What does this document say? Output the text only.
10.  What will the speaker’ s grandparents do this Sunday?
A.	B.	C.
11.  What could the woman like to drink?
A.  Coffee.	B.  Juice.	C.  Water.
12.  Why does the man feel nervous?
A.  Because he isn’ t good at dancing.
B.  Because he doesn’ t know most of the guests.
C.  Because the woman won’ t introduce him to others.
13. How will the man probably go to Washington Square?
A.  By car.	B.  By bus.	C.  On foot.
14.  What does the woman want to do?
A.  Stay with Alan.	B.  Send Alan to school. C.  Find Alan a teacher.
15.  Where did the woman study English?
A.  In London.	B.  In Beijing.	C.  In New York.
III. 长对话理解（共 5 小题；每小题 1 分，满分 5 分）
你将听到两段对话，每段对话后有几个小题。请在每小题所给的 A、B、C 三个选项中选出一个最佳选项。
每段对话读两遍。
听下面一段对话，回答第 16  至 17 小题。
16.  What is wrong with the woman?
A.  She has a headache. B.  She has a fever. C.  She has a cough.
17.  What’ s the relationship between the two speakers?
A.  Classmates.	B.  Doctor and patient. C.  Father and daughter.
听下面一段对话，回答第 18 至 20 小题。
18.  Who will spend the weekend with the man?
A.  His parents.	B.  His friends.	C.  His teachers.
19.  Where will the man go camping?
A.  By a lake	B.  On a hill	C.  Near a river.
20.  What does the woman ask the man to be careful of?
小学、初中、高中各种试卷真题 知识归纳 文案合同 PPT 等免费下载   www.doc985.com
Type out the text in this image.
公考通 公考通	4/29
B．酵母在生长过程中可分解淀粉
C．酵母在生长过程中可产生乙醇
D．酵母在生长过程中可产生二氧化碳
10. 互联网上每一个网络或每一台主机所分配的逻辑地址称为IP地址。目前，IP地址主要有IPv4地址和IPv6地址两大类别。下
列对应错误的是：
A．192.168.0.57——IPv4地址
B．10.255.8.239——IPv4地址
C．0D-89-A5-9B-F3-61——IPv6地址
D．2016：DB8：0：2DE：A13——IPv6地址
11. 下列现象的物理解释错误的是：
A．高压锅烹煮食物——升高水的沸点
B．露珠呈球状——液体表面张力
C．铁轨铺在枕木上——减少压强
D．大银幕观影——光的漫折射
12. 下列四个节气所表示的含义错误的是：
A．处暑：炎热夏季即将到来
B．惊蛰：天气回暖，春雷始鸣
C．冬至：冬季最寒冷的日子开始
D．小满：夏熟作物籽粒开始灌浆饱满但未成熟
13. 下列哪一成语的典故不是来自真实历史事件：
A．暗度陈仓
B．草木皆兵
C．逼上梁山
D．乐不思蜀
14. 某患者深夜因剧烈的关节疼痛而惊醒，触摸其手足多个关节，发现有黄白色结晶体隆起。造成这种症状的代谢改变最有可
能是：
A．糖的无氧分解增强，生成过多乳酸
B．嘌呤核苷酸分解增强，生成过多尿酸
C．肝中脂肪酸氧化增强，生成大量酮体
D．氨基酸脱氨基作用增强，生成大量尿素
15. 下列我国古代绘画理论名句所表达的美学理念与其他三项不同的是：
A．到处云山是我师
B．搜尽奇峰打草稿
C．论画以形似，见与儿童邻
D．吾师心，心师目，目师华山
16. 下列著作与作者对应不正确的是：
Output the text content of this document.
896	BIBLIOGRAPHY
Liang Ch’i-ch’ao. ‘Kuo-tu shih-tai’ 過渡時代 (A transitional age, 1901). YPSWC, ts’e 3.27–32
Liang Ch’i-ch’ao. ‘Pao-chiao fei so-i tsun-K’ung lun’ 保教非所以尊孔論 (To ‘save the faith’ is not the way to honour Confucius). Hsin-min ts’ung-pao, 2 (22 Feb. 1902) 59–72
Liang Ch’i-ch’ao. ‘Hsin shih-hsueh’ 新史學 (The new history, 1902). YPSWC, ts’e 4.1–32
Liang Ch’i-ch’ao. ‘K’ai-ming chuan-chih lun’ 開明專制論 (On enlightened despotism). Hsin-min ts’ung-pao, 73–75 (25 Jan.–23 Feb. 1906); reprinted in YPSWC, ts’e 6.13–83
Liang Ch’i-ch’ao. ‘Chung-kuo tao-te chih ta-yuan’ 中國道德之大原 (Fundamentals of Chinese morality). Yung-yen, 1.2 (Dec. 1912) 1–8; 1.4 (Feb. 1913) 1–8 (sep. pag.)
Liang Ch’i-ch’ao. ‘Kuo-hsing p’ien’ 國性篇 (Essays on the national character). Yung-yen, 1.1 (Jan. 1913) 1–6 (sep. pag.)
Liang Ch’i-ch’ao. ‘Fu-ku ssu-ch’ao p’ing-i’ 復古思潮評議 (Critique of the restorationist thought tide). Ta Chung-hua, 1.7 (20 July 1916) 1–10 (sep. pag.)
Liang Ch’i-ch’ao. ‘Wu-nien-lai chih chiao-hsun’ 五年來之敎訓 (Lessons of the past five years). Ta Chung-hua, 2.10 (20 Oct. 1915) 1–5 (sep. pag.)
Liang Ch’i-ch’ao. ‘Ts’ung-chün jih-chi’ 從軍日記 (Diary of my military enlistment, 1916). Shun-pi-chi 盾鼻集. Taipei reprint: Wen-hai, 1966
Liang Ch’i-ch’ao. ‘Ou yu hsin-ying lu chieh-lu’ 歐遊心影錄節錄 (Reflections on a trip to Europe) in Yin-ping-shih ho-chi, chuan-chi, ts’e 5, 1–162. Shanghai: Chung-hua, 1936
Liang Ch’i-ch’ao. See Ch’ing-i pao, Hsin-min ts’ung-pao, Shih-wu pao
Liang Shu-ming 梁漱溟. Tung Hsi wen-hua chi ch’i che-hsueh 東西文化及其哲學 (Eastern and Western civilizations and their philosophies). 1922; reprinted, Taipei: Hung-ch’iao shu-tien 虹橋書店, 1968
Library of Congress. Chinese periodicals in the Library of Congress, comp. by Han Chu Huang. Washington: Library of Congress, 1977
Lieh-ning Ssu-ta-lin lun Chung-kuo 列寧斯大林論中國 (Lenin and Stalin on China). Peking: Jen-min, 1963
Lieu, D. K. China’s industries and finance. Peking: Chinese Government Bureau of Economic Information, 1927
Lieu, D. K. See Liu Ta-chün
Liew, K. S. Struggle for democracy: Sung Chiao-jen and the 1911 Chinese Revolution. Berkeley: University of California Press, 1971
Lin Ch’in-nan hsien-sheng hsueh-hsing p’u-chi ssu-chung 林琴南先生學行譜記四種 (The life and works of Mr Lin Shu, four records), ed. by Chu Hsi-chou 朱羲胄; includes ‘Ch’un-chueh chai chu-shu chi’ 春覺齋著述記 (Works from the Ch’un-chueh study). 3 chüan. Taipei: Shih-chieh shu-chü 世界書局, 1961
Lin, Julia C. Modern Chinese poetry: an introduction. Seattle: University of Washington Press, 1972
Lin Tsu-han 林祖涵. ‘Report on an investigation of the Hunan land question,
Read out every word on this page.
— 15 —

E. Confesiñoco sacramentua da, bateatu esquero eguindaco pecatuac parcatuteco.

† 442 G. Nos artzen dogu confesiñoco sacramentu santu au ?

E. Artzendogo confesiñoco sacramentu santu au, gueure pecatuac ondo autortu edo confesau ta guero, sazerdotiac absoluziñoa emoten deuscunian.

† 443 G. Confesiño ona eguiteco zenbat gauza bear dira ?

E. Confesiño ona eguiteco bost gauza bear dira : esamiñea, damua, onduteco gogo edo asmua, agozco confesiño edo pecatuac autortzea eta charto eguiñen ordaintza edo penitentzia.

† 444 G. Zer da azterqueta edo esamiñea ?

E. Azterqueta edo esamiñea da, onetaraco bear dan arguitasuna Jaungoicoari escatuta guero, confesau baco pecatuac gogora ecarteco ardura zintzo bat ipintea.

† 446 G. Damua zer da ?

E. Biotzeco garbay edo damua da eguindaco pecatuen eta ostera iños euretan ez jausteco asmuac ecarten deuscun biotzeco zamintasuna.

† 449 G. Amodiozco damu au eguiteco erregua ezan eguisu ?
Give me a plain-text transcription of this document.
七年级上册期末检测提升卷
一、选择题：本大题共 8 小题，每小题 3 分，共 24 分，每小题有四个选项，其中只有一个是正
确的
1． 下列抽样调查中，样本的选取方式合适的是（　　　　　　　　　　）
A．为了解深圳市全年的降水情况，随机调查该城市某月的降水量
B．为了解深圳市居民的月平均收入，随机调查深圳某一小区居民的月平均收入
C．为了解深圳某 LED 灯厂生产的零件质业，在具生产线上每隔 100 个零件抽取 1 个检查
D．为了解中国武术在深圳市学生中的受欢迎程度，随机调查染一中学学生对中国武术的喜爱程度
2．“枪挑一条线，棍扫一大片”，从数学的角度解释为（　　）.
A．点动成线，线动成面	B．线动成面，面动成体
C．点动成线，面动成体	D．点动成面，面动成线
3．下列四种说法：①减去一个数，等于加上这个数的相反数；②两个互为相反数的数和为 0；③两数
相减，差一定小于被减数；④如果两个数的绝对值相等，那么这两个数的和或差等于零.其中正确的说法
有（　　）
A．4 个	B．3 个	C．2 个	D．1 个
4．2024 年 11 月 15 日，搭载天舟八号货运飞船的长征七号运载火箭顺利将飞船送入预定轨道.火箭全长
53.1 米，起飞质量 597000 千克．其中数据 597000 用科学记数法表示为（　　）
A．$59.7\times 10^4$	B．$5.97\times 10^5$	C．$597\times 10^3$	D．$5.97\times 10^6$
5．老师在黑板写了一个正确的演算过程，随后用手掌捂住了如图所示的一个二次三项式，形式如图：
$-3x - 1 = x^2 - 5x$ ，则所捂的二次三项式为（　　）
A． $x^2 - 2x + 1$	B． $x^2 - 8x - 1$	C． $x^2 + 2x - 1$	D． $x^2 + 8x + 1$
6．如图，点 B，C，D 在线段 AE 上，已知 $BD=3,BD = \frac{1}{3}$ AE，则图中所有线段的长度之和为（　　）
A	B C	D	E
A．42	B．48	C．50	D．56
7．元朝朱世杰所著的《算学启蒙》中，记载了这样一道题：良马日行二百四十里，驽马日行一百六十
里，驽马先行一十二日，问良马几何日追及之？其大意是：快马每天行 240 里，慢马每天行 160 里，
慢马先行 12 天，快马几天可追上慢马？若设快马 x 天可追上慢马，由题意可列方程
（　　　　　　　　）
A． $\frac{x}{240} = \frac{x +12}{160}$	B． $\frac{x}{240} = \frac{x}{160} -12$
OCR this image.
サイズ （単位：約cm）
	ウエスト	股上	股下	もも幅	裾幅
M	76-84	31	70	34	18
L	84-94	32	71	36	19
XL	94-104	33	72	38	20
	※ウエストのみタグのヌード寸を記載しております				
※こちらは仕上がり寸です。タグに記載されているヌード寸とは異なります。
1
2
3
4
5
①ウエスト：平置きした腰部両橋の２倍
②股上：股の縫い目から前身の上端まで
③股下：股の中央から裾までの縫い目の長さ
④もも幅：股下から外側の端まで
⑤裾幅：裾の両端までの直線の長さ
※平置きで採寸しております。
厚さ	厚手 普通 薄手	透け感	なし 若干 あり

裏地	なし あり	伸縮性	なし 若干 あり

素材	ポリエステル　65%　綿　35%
###
• **WHAT YOU NEED TO DO**
Nothing but the lines from the one with "Give me a plain-text" through the last line should be repeated, each exactly as it stands.

• **ANSWER TO THE EXERCISE**
Give me a plain-text transcription of this document.
七年级上册期末检测提升卷
一、选择题：本大题共 8 小题，每小题 3 分，共 24 分，每小题有四个选项，其中只有一个是正
确的
1． 下列抽样调查中，样本的选取方式合适的是（　　　　　　　　　　）
A．为了解深圳市全年的降水情况，随机调查该城市某月的降水量
B．为了解深圳市居民的月平均收入，随机调查深圳某一小区居民的月平均收入
C．为了解深圳某 LED 灯厂生产的零件质业，在具生产线上每隔 100 个零件抽取 1 个检查
D．为了解中国武术在深圳市学生中的受欢迎程度，随机调查染一中学学生对中国武术的喜爱程度
2．“枪挑一条线，棍扫一大片”，从数学的角度解释为（　　）.
A．点动成线，线动成面	B．线动成面，面动成体
C．点动成线，面动成体	D．点动成面，面动成线
3．下列四种说法：①减去一个数，等于加上这个数的相反数；②两个互为相反数的数和为 0；③两数
相减，差一定小于被减数；④如果两个数的绝对值相等，那么这两个数的和或差等于零.其中正确的说法
有（　　）
A．4 个	B．3 个	C．2 个	D．1 个
4．2024 年 11 月 15 日，搭载天舟八号货运飞船的长征七号运载火箭顺利将飞船送入预定轨道.火箭全长
53.1 米，起飞质量 597000 千克．其中数据 597000 用科学记数法表示为（　　）
A．$59.7\times 10^4$	B．$5.97\times 10^5$	C．$597\times 10^3$	D．$5.97\times 10^6$
5．老师在黑板写了一个正确的演算过程，随后用手掌捂住了如图所示的一个二次三项式，形式如图：
$-3x - 1 = x^2 - 5x$ ，则所捂的二次三项式为（　　）
A． $x^2 - 2x + 1$	B． $x^2 - 8x - 1$	C． $x^2 + 2x - 1$	D． $x^2 + 8x + 1$
6．如图，点 B，C，D 在线段 AE 上，已知 $BD=3,BD = \frac{1}{3}$ AE，则图中所有线段的长度之和为（　　）
A	B C	D	E
A．42	B．48	C．50	D．56
7．元朝朱世杰所著的《算学启蒙》中，记载了这样一道题：良马日行二百四十里，驽马日行一百六十
里，驽马先行一十二日，问良马几何日追及之？其大意是：快马每天行 240 里，慢马每天行 160 里，
慢马先行 12 天，快马几天可追上慢马？若设快马 x 天可追上慢马，由题意可列方程
（　　　　　　　　）
A． $\frac{x}{240} = \frac{x +12}{160}$	B． $\frac{x}{240} = \frac{x}{160} -12$
OCR this image.
サイズ （単位：約cm）
	ウエスト	股上	股下	もも幅	裾幅
M	76-84	31	70	34	18
L	84-94	32	71	36	19
XL	94-104	33	72	38	20
	※ウエストのみタグのヌード寸を記載しております				
※こちらは仕上がり寸です。タグに記載されているヌード寸とは異なります。
1
2
3
4
5
①ウエスト：平置きした腰部両橋の２倍
②股上：股の縫い目から前身の上端まで
③股下：股の中央から裾までの縫い目の長さ
④もも幅：股下から外側の端まで
⑤裾幅：裾の両端までの直線の長さ
※平置きで採寸しております。
厚さ	厚手 普通 薄手	透け感	なし 若干 あり

裏地	なし あり	伸縮性	なし 若干 あり

素材	ポリエステル　65%　綿　35%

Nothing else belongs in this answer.